Wherever the word "clip" appears in a line, extract that line.

** start of RECORDS PROVIDED **

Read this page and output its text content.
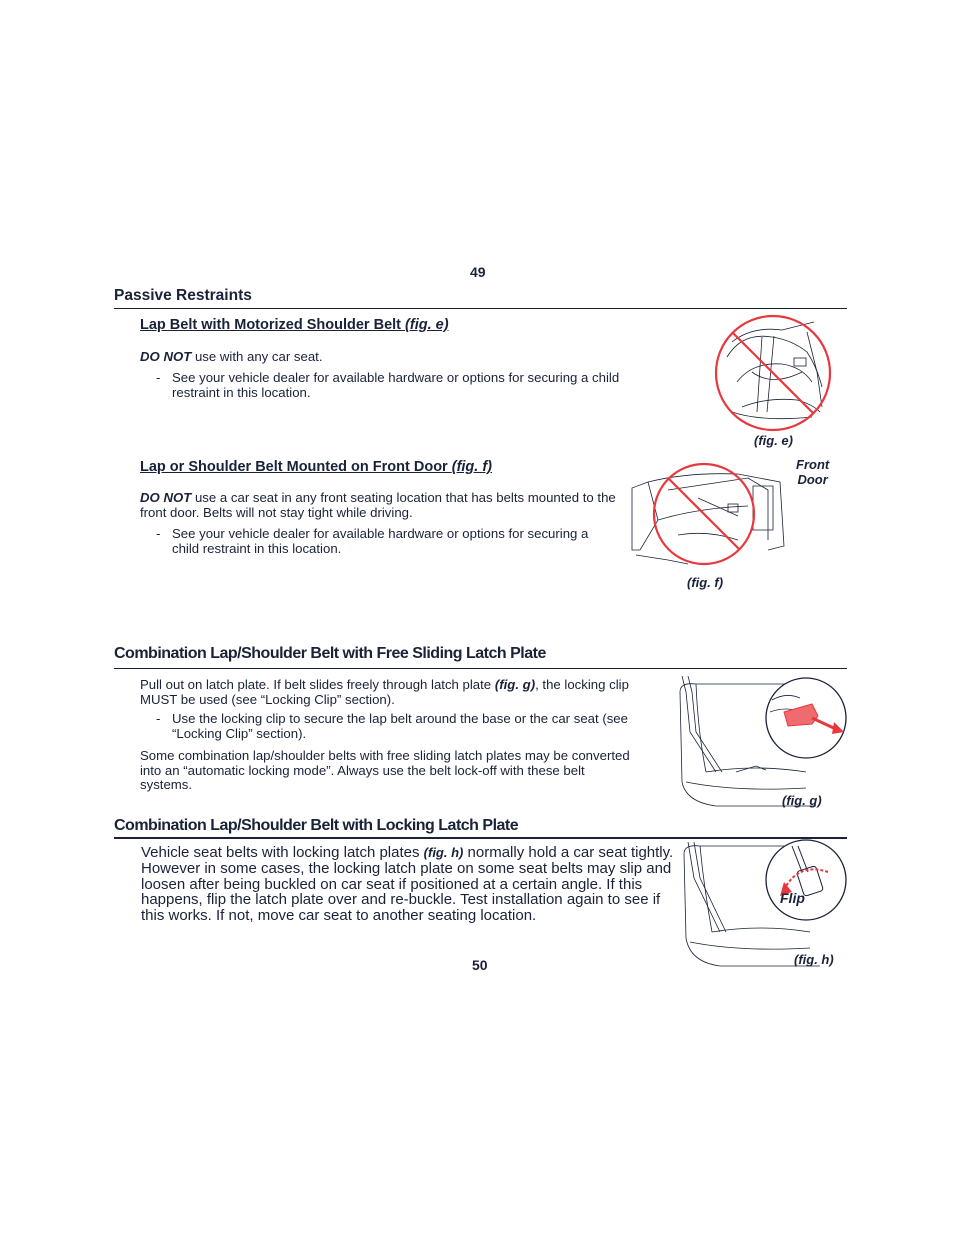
49
Passive Restraints
Lap Belt with Motorized Shoulder Belt (fig. e)
DO NOT use with any car seat.
- See your vehicle dealer for available hardware or options for securing a child restraint in this location.
(fig. e)
Lap or Shoulder Belt Mounted on Front Door (fig. f)
DO NOT use a car seat in any front seating location that has belts mounted to the front door. Belts will not stay tight while driving.
- See your vehicle dealer for available hardware or options for securing a child restraint in this location.
Front
Door
(fig. f)
Combination Lap/Shoulder Belt with Free Sliding Latch Plate
Pull out on latch plate. If belt slides freely through latch plate (fig. g), the locking clip MUST be used (see “Locking Clip” section).
- Use the locking clip to secure the lap belt around the base or the car seat (see “Locking Clip” section).
Some combination lap/shoulder belts with free sliding latch plates may be converted into an “automatic locking mode”. Always use the belt lock-off with these belt systems.
(fig. g)
Combination Lap/Shoulder Belt with Locking Latch Plate
Vehicle seat belts with locking latch plates (fig. h) normally hold a car seat tightly. However in some cases, the locking latch plate on some seat belts may slip and loosen after being buckled on car seat if positioned at a certain angle. If this happens, flip the latch plate over and re-buckle. Test installation again to see if this works. If not, move car seat to another seating location.
Flip
(fig. h)
50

** end of RECORDS PROVIDED **

▶ **EXPECTED ANSWER**:
Pull out on latch plate. If belt slides freely through latch plate (fig. g), the locking clip MUST be used (see “Locking Clip” section).
- Use the locking clip to secure the lap belt around the base or the car seat (see “Locking Clip” section).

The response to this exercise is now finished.